== PROVIDED INFORMATION

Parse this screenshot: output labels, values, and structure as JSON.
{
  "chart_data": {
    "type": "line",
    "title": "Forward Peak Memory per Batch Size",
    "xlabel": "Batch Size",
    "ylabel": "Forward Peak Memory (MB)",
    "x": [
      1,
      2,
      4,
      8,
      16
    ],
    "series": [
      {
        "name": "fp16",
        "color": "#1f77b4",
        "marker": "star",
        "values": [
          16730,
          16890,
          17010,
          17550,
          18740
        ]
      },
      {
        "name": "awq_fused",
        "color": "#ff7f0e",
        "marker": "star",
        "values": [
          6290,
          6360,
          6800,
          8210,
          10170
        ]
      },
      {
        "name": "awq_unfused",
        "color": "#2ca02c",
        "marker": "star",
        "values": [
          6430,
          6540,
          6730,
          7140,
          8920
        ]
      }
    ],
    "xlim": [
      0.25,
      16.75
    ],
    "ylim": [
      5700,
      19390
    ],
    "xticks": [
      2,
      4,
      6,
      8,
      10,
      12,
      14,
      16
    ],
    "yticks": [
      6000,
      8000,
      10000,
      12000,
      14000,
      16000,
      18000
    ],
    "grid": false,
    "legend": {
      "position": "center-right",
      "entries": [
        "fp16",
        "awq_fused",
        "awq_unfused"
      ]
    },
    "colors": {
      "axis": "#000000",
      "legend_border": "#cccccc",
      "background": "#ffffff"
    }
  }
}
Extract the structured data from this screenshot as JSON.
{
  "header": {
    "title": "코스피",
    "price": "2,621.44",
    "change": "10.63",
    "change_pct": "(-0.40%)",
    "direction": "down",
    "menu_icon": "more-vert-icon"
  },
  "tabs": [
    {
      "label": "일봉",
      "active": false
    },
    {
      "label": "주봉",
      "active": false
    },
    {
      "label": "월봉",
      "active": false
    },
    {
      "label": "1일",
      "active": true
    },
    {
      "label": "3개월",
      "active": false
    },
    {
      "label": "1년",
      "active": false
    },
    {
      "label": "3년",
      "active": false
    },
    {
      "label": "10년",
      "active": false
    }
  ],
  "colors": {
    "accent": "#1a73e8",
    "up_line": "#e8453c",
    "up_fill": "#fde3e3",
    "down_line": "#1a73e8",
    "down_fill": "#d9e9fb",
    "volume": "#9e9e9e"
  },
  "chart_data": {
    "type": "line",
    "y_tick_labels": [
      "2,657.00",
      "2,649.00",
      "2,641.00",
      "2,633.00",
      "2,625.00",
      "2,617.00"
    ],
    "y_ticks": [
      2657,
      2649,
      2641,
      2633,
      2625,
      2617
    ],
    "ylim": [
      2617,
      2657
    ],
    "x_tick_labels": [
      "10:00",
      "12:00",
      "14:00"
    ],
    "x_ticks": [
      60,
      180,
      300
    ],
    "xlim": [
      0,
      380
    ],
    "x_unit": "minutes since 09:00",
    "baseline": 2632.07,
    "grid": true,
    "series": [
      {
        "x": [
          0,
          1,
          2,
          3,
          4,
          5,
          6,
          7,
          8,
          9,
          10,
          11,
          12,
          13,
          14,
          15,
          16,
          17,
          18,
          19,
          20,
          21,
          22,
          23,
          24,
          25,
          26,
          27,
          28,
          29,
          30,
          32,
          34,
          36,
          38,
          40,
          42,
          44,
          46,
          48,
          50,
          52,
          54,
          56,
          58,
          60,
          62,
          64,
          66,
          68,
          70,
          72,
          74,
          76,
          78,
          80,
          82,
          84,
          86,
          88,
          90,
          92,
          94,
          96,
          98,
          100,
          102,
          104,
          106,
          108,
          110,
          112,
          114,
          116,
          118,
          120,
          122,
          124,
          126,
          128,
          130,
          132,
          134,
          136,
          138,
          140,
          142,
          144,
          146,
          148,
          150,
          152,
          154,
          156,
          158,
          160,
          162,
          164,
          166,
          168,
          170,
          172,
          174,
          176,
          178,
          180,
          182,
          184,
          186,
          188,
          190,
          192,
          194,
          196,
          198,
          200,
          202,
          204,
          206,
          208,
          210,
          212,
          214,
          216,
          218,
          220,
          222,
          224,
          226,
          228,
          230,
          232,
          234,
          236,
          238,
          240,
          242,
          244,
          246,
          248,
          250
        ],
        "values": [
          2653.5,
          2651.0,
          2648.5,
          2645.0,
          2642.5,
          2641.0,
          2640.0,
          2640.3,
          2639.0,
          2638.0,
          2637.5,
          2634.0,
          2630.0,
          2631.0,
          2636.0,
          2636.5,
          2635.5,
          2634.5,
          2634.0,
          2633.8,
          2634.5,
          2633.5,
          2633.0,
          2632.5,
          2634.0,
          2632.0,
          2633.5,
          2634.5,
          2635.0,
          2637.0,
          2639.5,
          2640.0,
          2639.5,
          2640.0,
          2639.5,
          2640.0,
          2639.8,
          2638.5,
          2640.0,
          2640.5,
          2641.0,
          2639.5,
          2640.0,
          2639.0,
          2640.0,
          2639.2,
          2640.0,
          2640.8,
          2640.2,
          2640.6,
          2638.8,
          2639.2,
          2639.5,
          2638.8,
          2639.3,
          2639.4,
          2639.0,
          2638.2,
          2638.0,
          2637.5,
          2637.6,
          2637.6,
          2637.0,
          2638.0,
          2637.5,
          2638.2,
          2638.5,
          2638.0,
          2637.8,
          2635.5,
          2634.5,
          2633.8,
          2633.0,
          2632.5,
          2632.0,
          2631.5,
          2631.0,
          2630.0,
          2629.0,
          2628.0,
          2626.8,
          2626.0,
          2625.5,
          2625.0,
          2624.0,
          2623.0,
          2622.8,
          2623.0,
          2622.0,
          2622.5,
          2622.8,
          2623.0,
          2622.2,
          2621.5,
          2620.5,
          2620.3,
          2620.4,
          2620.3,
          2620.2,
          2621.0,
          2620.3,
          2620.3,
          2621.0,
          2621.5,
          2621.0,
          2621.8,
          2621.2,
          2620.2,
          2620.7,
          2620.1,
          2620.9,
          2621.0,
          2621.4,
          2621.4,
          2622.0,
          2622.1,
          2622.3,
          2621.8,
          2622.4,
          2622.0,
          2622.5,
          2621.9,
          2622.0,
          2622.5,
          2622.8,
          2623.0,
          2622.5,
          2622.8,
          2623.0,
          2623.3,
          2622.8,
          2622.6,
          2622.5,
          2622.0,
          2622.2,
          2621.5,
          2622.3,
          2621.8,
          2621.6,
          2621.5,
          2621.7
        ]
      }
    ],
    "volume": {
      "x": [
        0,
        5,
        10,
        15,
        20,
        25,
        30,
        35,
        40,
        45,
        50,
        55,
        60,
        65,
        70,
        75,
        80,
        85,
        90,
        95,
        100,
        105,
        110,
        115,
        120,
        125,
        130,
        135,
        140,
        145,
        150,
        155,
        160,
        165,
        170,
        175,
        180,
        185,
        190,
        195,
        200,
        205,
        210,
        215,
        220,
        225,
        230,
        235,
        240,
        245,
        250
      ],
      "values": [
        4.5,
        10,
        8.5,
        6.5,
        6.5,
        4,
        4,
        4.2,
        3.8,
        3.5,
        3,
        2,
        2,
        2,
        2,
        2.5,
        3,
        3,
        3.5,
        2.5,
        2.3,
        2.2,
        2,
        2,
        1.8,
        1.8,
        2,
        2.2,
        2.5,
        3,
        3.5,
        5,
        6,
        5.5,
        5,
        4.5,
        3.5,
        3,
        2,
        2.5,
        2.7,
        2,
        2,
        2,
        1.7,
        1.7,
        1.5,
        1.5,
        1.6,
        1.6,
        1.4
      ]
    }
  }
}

====

Return the entries above exactly, each one complete.

Parse this screenshot: output labels, values, and structure as JSON.
{
  "chart_data": {
    "type": "line",
    "title": "Forward Peak Memory per Batch Size",
    "xlabel": "Batch Size",
    "ylabel": "Forward Peak Memory (MB)",
    "x": [
      1,
      2,
      4,
      8,
      16
    ],
    "series": [
      {
        "name": "fp16",
        "color": "#1f77b4",
        "marker": "star",
        "values": [
          16730,
          16890,
          17010,
          17550,
          18740
        ]
      },
      {
        "name": "awq_fused",
        "color": "#ff7f0e",
        "marker": "star",
        "values": [
          6290,
          6360,
          6800,
          8210,
          10170
        ]
      },
      {
        "name": "awq_unfused",
        "color": "#2ca02c",
        "marker": "star",
        "values": [
          6430,
          6540,
          6730,
          7140,
          8920
        ]
      }
    ],
    "xlim": [
      0.25,
      16.75
    ],
    "ylim": [
      5700,
      19390
    ],
    "xticks": [
      2,
      4,
      6,
      8,
      10,
      12,
      14,
      16
    ],
    "yticks": [
      6000,
      8000,
      10000,
      12000,
      14000,
      16000,
      18000
    ],
    "grid": false,
    "legend": {
      "position": "center-right",
      "entries": [
        "fp16",
        "awq_fused",
        "awq_unfused"
      ]
    },
    "colors": {
      "axis": "#000000",
      "legend_border": "#cccccc",
      "background": "#ffffff"
    }
  }
}
Extract the structured data from this screenshot as JSON.
{
  "header": {
    "title": "코스피",
    "price": "2,621.44",
    "change": "10.63",
    "change_pct": "(-0.40%)",
    "direction": "down",
    "menu_icon": "more-vert-icon"
  },
  "tabs": [
    {
      "label": "일봉",
      "active": false
    },
    {
      "label": "주봉",
      "active": false
    },
    {
      "label": "월봉",
      "active": false
    },
    {
      "label": "1일",
      "active": true
    },
    {
      "label": "3개월",
      "active": false
    },
    {
      "label": "1년",
      "active": false
    },
    {
      "label": "3년",
      "active": false
    },
    {
      "label": "10년",
      "active": false
    }
  ],
  "colors": {
    "accent": "#1a73e8",
    "up_line": "#e8453c",
    "up_fill": "#fde3e3",
    "down_line": "#1a73e8",
    "down_fill": "#d9e9fb",
    "volume": "#9e9e9e"
  },
  "chart_data": {
    "type": "line",
    "y_tick_labels": [
      "2,657.00",
      "2,649.00",
      "2,641.00",
      "2,633.00",
      "2,625.00",
      "2,617.00"
    ],
    "y_ticks": [
      2657,
      2649,
      2641,
      2633,
      2625,
      2617
    ],
    "ylim": [
      2617,
      2657
    ],
    "x_tick_labels": [
      "10:00",
      "12:00",
      "14:00"
    ],
    "x_ticks": [
      60,
      180,
      300
    ],
    "xlim": [
      0,
      380
    ],
    "x_unit": "minutes since 09:00",
    "baseline": 2632.07,
    "grid": true,
    "series": [
      {
        "x": [
          0,
          1,
          2,
          3,
          4,
          5,
          6,
          7,
          8,
          9,
          10,
          11,
          12,
          13,
          14,
          15,
          16,
          17,
          18,
          19,
          20,
          21,
          22,
          23,
          24,
          25,
          26,
          27,
          28,
          29,
          30,
          32,
          34,
          36,
          38,
          40,
          42,
          44,
          46,
          48,
          50,
          52,
          54,
          56,
          58,
          60,
          62,
          64,
          66,
          68,
          70,
          72,
          74,
          76,
          78,
          80,
          82,
          84,
          86,
          88,
          90,
          92,
          94,
          96,
          98,
          100,
          102,
          104,
          106,
          108,
          110,
          112,
          114,
          116,
          118,
          120,
          122,
          124,
          126,
          128,
          130,
          132,
          134,
          136,
          138,
          140,
          142,
          144,
          146,
          148,
          150,
          152,
          154,
          156,
          158,
          160,
          162,
          164,
          166,
          168,
          170,
          172,
          174,
          176,
          178,
          180,
          182,
          184,
          186,
          188,
          190,
          192,
          194,
          196,
          198,
          200,
          202,
          204,
          206,
          208,
          210,
          212,
          214,
          216,
          218,
          220,
          222,
          224,
          226,
          228,
          230,
          232,
          234,
          236,
          238,
          240,
          242,
          244,
          246,
          248,
          250
        ],
        "values": [
          2653.5,
          2651.0,
          2648.5,
          2645.0,
          2642.5,
          2641.0,
          2640.0,
          2640.3,
          2639.0,
          2638.0,
          2637.5,
          2634.0,
          2630.0,
          2631.0,
          2636.0,
          2636.5,
          2635.5,
          2634.5,
          2634.0,
          2633.8,
          2634.5,
          2633.5,
          2633.0,
          2632.5,
          2634.0,
          2632.0,
          2633.5,
          2634.5,
          2635.0,
          2637.0,
          2639.5,
          2640.0,
          2639.5,
          2640.0,
          2639.5,
          2640.0,
          2639.8,
          2638.5,
          2640.0,
          2640.5,
          2641.0,
          2639.5,
          2640.0,
          2639.0,
          2640.0,
          2639.2,
          2640.0,
          2640.8,
          2640.2,
          2640.6,
          2638.8,
          2639.2,
          2639.5,
          2638.8,
          2639.3,
          2639.4,
          2639.0,
          2638.2,
          2638.0,
          2637.5,
          2637.6,
          2637.6,
          2637.0,
          2638.0,
          2637.5,
          2638.2,
          2638.5,
          2638.0,
          2637.8,
          2635.5,
          2634.5,
          2633.8,
          2633.0,
          2632.5,
          2632.0,
          2631.5,
          2631.0,
          2630.0,
          2629.0,
          2628.0,
          2626.8,
          2626.0,
          2625.5,
          2625.0,
          2624.0,
          2623.0,
          2622.8,
          2623.0,
          2622.0,
          2622.5,
          2622.8,
          2623.0,
          2622.2,
          2621.5,
          2620.5,
          2620.3,
          2620.4,
          2620.3,
          2620.2,
          2621.0,
          2620.3,
          2620.3,
          2621.0,
          2621.5,
          2621.0,
          2621.8,
          2621.2,
          2620.2,
          2620.7,
          2620.1,
          2620.9,
          2621.0,
          2621.4,
          2621.4,
          2622.0,
          2622.1,
          2622.3,
          2621.8,
          2622.4,
          2622.0,
          2622.5,
          2621.9,
          2622.0,
          2622.5,
          2622.8,
          2623.0,
          2622.5,
          2622.8,
          2623.0,
          2623.3,
          2622.8,
          2622.6,
          2622.5,
          2622.0,
          2622.2,
          2621.5,
          2622.3,
          2621.8,
          2621.6,
          2621.5,
          2621.7
        ]
      }
    ],
    "volume": {
      "x": [
        0,
        5,
        10,
        15,
        20,
        25,
        30,
        35,
        40,
        45,
        50,
        55,
        60,
        65,
        70,
        75,
        80,
        85,
        90,
        95,
        100,
        105,
        110,
        115,
        120,
        125,
        130,
        135,
        140,
        145,
        150,
        155,
        160,
        165,
        170,
        175,
        180,
        185,
        190,
        195,
        200,
        205,
        210,
        215,
        220,
        225,
        230,
        235,
        240,
        245,
        250
      ],
      "values": [
        4.5,
        10,
        8.5,
        6.5,
        6.5,
        4,
        4,
        4.2,
        3.8,
        3.5,
        3,
        2,
        2,
        2,
        2,
        2.5,
        3,
        3,
        3.5,
        2.5,
        2.3,
        2.2,
        2,
        2,
        1.8,
        1.8,
        2,
        2.2,
        2.5,
        3,
        3.5,
        5,
        6,
        5.5,
        5,
        4.5,
        3.5,
        3,
        2,
        2.5,
        2.7,
        2,
        2,
        2,
        1.7,
        1.7,
        1.5,
        1.5,
        1.6,
        1.6,
        1.4
      ]
    }
  }
}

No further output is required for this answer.